> **Exercise requirements**
Would you pull out every line of the material that contains the string "Изменение"?

> **Dataset entries**
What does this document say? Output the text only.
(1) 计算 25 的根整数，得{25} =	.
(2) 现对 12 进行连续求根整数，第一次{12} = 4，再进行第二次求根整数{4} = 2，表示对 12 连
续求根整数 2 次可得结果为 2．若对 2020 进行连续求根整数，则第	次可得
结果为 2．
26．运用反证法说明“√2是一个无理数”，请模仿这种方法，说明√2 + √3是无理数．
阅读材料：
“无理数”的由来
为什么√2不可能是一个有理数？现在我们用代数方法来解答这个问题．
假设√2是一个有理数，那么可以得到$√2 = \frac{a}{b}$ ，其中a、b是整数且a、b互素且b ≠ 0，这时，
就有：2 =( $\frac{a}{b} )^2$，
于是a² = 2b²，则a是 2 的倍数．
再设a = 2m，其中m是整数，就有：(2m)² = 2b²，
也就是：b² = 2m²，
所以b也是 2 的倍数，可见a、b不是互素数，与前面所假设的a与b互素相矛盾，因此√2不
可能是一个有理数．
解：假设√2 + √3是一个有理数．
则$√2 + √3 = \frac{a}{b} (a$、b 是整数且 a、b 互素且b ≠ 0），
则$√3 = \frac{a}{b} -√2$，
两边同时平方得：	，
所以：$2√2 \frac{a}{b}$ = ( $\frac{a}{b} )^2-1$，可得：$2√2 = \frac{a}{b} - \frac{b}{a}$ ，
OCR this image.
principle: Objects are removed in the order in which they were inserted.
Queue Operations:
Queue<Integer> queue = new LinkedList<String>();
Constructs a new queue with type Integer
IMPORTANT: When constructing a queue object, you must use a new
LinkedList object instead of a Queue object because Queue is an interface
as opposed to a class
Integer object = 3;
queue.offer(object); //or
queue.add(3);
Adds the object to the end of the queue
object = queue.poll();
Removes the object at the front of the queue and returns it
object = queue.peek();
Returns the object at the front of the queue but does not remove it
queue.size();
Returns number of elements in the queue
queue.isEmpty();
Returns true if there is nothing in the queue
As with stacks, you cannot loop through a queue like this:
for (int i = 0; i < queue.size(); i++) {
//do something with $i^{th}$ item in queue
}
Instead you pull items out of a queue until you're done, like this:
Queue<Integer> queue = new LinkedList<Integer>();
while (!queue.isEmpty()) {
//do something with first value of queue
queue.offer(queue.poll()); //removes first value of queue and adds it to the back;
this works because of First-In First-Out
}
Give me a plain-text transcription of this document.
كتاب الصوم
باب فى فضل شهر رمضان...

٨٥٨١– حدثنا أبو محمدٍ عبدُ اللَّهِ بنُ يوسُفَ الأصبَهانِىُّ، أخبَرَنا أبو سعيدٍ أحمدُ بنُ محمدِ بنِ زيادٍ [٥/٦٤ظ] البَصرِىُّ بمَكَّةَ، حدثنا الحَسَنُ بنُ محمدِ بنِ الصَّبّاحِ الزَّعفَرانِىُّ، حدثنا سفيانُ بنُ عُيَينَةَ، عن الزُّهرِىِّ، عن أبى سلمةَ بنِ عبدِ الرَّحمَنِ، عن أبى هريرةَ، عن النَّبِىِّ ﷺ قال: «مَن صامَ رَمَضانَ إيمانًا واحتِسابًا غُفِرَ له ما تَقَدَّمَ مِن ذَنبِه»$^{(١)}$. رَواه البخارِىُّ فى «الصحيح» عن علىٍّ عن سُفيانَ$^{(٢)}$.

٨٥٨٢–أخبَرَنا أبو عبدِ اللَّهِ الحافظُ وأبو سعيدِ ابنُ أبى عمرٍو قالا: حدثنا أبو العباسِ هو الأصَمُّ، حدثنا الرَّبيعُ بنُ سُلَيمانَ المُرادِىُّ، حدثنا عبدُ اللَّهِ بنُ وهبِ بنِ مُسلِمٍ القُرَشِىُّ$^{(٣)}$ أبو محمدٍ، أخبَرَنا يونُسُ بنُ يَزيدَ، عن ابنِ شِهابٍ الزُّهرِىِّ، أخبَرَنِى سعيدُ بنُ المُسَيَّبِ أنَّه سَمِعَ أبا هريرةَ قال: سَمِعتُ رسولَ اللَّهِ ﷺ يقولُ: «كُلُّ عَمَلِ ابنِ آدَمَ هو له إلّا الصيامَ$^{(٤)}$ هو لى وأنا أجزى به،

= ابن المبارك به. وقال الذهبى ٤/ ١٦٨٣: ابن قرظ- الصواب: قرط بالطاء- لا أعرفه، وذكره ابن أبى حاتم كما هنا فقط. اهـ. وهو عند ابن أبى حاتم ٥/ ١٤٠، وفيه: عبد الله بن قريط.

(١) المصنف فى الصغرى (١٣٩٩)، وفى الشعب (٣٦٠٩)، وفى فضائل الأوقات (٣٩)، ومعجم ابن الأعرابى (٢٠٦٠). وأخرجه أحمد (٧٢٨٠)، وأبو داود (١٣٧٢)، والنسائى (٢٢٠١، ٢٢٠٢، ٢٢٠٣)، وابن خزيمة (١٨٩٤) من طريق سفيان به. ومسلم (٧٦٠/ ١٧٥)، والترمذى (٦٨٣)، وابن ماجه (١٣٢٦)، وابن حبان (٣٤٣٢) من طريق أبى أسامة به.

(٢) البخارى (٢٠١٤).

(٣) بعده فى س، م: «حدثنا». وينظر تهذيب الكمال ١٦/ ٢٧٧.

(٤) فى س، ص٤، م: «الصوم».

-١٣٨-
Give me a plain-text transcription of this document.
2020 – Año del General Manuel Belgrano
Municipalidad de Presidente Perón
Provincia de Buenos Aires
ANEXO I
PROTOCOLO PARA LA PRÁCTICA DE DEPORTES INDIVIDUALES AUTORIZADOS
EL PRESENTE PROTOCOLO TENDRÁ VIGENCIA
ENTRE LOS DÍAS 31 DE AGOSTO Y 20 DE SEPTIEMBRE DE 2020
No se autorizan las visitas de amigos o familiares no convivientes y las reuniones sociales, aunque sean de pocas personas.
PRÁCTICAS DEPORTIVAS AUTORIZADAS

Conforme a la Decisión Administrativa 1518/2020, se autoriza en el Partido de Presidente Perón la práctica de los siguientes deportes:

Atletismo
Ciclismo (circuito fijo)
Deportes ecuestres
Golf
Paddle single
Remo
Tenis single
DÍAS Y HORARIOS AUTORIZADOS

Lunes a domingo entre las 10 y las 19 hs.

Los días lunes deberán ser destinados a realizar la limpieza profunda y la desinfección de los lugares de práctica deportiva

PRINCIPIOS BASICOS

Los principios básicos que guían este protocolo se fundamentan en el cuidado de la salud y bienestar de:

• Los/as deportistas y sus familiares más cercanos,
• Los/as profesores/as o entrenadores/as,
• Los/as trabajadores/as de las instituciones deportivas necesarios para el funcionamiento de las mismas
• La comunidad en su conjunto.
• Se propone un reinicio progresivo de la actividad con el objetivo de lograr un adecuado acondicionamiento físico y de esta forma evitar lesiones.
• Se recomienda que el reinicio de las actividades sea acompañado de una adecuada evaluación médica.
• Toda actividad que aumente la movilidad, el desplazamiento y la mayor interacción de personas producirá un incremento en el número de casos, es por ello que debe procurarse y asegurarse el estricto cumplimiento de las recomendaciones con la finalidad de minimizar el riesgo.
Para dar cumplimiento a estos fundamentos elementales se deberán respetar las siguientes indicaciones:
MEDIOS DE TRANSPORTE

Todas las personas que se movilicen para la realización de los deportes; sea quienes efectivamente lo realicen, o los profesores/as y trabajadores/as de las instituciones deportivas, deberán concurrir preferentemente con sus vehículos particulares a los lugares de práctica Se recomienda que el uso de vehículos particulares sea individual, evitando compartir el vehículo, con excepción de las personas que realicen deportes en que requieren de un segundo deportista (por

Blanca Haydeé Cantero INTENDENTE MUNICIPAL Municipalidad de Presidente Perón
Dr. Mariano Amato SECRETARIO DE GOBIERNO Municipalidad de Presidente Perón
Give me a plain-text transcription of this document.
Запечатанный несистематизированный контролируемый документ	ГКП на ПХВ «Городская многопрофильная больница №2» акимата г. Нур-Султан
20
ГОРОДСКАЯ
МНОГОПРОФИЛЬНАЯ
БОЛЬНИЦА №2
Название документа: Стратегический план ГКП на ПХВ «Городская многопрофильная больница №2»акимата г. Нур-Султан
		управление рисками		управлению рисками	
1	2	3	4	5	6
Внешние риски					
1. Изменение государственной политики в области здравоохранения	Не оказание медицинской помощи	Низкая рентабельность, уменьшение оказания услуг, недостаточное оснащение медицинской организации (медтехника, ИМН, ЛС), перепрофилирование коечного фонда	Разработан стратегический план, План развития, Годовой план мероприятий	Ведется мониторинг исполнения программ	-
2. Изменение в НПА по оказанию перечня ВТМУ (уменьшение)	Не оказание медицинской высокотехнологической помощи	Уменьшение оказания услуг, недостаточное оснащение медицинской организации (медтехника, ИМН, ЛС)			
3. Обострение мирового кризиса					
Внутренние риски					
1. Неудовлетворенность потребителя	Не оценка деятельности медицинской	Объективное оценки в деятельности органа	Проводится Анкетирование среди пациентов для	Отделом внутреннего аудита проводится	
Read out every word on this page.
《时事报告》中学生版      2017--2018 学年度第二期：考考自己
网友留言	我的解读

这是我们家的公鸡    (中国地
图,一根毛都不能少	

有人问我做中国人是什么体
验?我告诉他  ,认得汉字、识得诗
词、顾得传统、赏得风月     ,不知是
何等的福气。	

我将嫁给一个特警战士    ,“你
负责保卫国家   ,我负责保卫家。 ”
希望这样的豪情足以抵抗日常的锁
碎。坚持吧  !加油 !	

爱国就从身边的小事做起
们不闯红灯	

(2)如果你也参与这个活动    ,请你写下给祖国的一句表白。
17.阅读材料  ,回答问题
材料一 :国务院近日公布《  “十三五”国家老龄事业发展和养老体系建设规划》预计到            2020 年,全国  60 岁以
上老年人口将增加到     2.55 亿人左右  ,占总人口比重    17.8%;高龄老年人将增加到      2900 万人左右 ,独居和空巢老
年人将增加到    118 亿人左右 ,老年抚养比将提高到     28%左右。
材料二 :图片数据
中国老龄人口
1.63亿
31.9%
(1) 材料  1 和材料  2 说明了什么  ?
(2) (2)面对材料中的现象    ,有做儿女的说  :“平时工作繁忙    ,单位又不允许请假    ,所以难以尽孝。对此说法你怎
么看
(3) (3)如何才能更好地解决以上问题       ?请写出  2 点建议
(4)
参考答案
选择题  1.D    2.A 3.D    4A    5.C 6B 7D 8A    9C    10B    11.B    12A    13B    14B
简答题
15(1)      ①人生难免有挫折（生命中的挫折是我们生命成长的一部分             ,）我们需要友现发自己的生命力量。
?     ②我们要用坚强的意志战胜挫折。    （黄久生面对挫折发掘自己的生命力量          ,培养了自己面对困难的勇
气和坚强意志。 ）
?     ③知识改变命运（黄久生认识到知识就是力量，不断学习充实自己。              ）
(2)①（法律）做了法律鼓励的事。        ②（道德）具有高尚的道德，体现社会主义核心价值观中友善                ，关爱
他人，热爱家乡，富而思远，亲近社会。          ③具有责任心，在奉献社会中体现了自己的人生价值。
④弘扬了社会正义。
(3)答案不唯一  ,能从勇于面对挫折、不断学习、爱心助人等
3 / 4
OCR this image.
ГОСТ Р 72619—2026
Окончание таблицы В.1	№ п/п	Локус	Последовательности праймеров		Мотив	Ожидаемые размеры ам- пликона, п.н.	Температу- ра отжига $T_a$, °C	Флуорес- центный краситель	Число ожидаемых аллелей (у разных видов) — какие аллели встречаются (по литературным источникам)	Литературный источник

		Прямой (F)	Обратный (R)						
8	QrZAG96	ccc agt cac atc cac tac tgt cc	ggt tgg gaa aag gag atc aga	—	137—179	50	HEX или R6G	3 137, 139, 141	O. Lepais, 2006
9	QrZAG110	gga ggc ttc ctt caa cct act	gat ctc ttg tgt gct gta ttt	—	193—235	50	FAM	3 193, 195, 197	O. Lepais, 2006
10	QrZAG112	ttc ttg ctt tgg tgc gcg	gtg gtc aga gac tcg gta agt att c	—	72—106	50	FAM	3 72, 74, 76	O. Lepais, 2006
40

> **Task response**
1. Изменение государственной политики в области здравоохранения	Не оказание медицинской помощи	Низкая рентабельность, уменьшение оказания услуг, недостаточное оснащение медицинской организации (медтехника, ИМН, ЛС), перепрофилирование коечного фонда	Разработан стратегический план, План развития, Годовой план мероприятий	Ведется мониторинг исполнения программ	-
2. Изменение в НПА по оказанию перечня ВТМУ (уменьшение)	Не оказание медицинской высокотехнологической помощи	Уменьшение оказания услуг, недостаточное оснащение медицинской организации (медтехника, ИМН, ЛС)			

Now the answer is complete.